» **The request**: Look through the data below and return each line where "title" appears.

» **Records provided**:
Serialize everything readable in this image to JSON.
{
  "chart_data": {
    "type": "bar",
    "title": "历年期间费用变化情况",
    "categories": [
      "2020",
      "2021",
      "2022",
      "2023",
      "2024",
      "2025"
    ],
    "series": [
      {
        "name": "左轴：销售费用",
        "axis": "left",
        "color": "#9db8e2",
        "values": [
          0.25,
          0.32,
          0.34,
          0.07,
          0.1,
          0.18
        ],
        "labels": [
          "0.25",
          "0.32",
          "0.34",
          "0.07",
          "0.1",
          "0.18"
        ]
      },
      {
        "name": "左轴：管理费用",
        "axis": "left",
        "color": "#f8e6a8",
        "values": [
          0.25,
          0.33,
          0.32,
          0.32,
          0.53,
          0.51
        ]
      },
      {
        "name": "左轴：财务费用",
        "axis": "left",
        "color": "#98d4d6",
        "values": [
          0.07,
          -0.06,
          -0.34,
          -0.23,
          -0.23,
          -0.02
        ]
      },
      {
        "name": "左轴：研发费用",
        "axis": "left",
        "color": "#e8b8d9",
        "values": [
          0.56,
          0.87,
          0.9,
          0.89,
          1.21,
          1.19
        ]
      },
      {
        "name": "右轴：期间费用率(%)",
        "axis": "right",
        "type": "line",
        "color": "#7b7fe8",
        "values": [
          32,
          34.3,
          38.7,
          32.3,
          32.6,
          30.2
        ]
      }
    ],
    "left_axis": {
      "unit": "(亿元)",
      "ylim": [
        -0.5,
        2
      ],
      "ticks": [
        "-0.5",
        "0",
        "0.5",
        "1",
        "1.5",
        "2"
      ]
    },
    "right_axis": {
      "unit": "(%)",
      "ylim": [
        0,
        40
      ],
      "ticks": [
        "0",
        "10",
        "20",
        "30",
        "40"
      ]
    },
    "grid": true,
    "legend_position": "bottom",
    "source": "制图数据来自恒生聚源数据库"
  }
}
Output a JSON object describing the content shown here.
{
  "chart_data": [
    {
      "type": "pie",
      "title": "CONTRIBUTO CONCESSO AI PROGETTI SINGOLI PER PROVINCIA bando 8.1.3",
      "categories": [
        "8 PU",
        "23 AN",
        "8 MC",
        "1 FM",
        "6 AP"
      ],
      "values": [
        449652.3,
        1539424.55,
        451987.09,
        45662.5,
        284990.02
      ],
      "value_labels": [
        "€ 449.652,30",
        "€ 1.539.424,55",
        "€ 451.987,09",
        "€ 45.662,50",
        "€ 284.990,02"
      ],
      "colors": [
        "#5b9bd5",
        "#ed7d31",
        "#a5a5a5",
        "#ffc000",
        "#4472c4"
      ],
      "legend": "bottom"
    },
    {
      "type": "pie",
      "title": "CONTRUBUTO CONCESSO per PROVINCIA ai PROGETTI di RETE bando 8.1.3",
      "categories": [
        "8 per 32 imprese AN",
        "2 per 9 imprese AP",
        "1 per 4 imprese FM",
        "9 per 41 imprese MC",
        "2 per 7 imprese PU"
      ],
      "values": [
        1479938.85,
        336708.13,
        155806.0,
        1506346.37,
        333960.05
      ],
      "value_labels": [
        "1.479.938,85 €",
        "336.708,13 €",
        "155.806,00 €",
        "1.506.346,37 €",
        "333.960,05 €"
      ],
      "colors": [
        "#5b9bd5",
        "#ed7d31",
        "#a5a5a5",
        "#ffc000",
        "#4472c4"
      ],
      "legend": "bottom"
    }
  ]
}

» **Complete output**:
    "title": "历年期间费用变化情况",
      "title": "CONTRIBUTO CONCESSO AI PROGETTI SINGOLI PER PROVINCIA bando 8.1.3",
      "title": "CONTRUBUTO CONCESSO per PROVINCIA ai PROGETTI di RETE bando 8.1.3",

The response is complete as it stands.